Read the records and write them out again exactly.

◇ ◇ ◇ ◇

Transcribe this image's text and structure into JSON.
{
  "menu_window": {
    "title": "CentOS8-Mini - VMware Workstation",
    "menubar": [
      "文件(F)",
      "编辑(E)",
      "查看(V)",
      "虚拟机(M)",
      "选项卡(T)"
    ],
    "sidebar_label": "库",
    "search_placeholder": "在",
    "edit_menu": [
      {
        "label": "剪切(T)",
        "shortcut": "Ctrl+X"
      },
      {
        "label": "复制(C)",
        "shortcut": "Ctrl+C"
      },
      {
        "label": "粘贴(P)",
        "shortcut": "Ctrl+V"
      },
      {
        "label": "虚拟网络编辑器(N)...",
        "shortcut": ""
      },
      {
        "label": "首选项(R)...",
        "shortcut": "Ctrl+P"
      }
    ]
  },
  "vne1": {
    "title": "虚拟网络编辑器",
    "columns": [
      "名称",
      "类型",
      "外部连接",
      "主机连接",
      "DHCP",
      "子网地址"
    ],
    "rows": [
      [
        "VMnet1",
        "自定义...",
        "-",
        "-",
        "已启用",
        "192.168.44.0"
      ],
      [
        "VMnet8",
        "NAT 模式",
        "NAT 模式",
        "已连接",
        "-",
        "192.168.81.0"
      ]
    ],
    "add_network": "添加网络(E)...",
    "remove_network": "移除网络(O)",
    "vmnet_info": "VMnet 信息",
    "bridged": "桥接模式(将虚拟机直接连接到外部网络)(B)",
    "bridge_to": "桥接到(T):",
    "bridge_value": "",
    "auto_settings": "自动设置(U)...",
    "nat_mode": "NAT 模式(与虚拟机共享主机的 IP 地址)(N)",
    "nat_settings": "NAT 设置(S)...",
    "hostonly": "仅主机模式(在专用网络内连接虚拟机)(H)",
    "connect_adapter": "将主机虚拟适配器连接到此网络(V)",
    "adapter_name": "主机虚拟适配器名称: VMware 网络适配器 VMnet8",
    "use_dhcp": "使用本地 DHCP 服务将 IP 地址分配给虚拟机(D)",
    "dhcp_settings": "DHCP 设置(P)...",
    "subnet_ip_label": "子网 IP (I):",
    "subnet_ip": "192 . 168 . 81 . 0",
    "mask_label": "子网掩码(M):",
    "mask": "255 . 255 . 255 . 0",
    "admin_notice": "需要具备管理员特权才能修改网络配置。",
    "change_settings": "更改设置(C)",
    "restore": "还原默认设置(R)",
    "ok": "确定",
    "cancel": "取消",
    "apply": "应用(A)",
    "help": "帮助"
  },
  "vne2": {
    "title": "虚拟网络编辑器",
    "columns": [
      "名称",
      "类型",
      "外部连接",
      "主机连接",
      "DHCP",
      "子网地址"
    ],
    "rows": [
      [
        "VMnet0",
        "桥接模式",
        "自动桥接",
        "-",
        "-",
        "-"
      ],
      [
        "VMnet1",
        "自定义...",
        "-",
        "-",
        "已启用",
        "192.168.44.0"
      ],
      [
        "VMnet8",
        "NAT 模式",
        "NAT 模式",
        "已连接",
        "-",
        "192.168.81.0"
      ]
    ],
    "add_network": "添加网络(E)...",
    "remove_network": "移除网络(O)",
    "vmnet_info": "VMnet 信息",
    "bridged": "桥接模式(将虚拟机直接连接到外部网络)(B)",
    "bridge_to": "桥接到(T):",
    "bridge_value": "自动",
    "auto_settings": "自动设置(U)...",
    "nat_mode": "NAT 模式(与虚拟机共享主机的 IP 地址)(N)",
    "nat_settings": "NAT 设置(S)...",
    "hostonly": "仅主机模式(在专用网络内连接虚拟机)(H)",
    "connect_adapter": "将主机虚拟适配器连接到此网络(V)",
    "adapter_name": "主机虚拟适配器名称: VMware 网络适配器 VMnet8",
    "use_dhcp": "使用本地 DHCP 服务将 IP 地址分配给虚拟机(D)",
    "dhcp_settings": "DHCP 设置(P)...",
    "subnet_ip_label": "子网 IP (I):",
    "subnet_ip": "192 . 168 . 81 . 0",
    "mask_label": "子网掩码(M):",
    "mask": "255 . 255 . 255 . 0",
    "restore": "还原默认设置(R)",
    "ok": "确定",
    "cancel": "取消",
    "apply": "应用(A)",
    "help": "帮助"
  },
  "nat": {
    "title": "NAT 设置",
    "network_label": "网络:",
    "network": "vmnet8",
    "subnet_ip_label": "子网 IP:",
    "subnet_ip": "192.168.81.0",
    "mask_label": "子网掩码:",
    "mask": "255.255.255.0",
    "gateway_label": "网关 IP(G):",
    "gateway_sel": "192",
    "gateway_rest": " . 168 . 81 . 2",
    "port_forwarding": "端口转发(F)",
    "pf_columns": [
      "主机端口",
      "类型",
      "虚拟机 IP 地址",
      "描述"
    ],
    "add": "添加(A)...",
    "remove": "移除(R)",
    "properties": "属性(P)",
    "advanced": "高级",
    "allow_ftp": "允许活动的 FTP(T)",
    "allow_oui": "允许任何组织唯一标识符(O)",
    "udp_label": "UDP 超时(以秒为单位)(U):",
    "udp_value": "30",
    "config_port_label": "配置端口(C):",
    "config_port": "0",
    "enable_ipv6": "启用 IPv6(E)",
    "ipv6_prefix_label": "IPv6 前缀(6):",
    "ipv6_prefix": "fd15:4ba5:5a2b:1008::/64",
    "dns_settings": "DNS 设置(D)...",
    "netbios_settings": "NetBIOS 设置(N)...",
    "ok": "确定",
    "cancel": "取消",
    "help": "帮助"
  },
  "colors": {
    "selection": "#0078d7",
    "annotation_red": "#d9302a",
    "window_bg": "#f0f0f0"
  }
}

◇ ◇ ◇ ◇

TASK SOLUTION:
Transcribe this image's text and structure into JSON.
{
  "menu_window": {
    "title": "CentOS8-Mini - VMware Workstation",
    "menubar": [
      "文件(F)",
      "编辑(E)",
      "查看(V)",
      "虚拟机(M)",
      "选项卡(T)"
    ],
    "sidebar_label": "库",
    "search_placeholder": "在",
    "edit_menu": [
      {
        "label": "剪切(T)",
        "shortcut": "Ctrl+X"
      },
      {
        "label": "复制(C)",
        "shortcut": "Ctrl+C"
      },
      {
        "label": "粘贴(P)",
        "shortcut": "Ctrl+V"
      },
      {
        "label": "虚拟网络编辑器(N)...",
        "shortcut": ""
      },
      {
        "label": "首选项(R)...",
        "shortcut": "Ctrl+P"
      }
    ]
  },
  "vne1": {
    "title": "虚拟网络编辑器",
    "columns": [
      "名称",
      "类型",
      "外部连接",
      "主机连接",
      "DHCP",
      "子网地址"
    ],
    "rows": [
      [
        "VMnet1",
        "自定义...",
        "-",
        "-",
        "已启用",
        "192.168.44.0"
      ],
      [
        "VMnet8",
        "NAT 模式",
        "NAT 模式",
        "已连接",
        "-",
        "192.168.81.0"
      ]
    ],
    "add_network": "添加网络(E)...",
    "remove_network": "移除网络(O)",
    "vmnet_info": "VMnet 信息",
    "bridged": "桥接模式(将虚拟机直接连接到外部网络)(B)",
    "bridge_to": "桥接到(T):",
    "bridge_value": "",
    "auto_settings": "自动设置(U)...",
    "nat_mode": "NAT 模式(与虚拟机共享主机的 IP 地址)(N)",
    "nat_settings": "NAT 设置(S)...",
    "hostonly": "仅主机模式(在专用网络内连接虚拟机)(H)",
    "connect_adapter": "将主机虚拟适配器连接到此网络(V)",
    "adapter_name": "主机虚拟适配器名称: VMware 网络适配器 VMnet8",
    "use_dhcp": "使用本地 DHCP 服务将 IP 地址分配给虚拟机(D)",
    "dhcp_settings": "DHCP 设置(P)...",
    "subnet_ip_label": "子网 IP (I):",
    "subnet_ip": "192 . 168 . 81 . 0",
    "mask_label": "子网掩码(M):",
    "mask": "255 . 255 . 255 . 0",
    "admin_notice": "需要具备管理员特权才能修改网络配置。",
    "change_settings": "更改设置(C)",
    "restore": "还原默认设置(R)",
    "ok": "确定",
    "cancel": "取消",
    "apply": "应用(A)",
    "help": "帮助"
  },
  "vne2": {
    "title": "虚拟网络编辑器",
    "columns": [
      "名称",
      "类型",
      "外部连接",
      "主机连接",
      "DHCP",
      "子网地址"
    ],
    "rows": [
      [
        "VMnet0",
        "桥接模式",
        "自动桥接",
        "-",
        "-",
        "-"
      ],
      [
        "VMnet1",
        "自定义...",
        "-",
        "-",
        "已启用",
        "192.168.44.0"
      ],
      [
        "VMnet8",
        "NAT 模式",
        "NAT 模式",
        "已连接",
        "-",
        "192.168.81.0"
      ]
    ],
    "add_network": "添加网络(E)...",
    "remove_network": "移除网络(O)",
    "vmnet_info": "VMnet 信息",
    "bridged": "桥接模式(将虚拟机直接连接到外部网络)(B)",
    "bridge_to": "桥接到(T):",
    "bridge_value": "自动",
    "auto_settings": "自动设置(U)...",
    "nat_mode": "NAT 模式(与虚拟机共享主机的 IP 地址)(N)",
    "nat_settings": "NAT 设置(S)...",
    "hostonly": "仅主机模式(在专用网络内连接虚拟机)(H)",
    "connect_adapter": "将主机虚拟适配器连接到此网络(V)",
    "adapter_name": "主机虚拟适配器名称: VMware 网络适配器 VMnet8",
    "use_dhcp": "使用本地 DHCP 服务将 IP 地址分配给虚拟机(D)",
    "dhcp_settings": "DHCP 设置(P)...",
    "subnet_ip_label": "子网 IP (I):",
    "subnet_ip": "192 . 168 . 81 . 0",
    "mask_label": "子网掩码(M):",
    "mask": "255 . 255 . 255 . 0",
    "restore": "还原默认设置(R)",
    "ok": "确定",
    "cancel": "取消",
    "apply": "应用(A)",
    "help": "帮助"
  },
  "nat": {
    "title": "NAT 设置",
    "network_label": "网络:",
    "network": "vmnet8",
    "subnet_ip_label": "子网 IP:",
    "subnet_ip": "192.168.81.0",
    "mask_label": "子网掩码:",
    "mask": "255.255.255.0",
    "gateway_label": "网关 IP(G):",
    "gateway_sel": "192",
    "gateway_rest": " . 168 . 81 . 2",
    "port_forwarding": "端口转发(F)",
    "pf_columns": [
      "主机端口",
      "类型",
      "虚拟机 IP 地址",
      "描述"
    ],
    "add": "添加(A)...",
    "remove": "移除(R)",
    "properties": "属性(P)",
    "advanced": "高级",
    "allow_ftp": "允许活动的 FTP(T)",
    "allow_oui": "允许任何组织唯一标识符(O)",
    "udp_label": "UDP 超时(以秒为单位)(U):",
    "udp_value": "30",
    "config_port_label": "配置端口(C):",
    "config_port": "0",
    "enable_ipv6": "启用 IPv6(E)",
    "ipv6_prefix_label": "IPv6 前缀(6):",
    "ipv6_prefix": "fd15:4ba5:5a2b:1008::/64",
    "dns_settings": "DNS 设置(D)...",
    "netbios_settings": "NetBIOS 设置(N)...",
    "ok": "确定",
    "cancel": "取消",
    "help": "帮助"
  },
  "colors": {
    "selection": "#0078d7",
    "annotation_red": "#d9302a",
    "window_bg": "#f0f0f0"
  }
}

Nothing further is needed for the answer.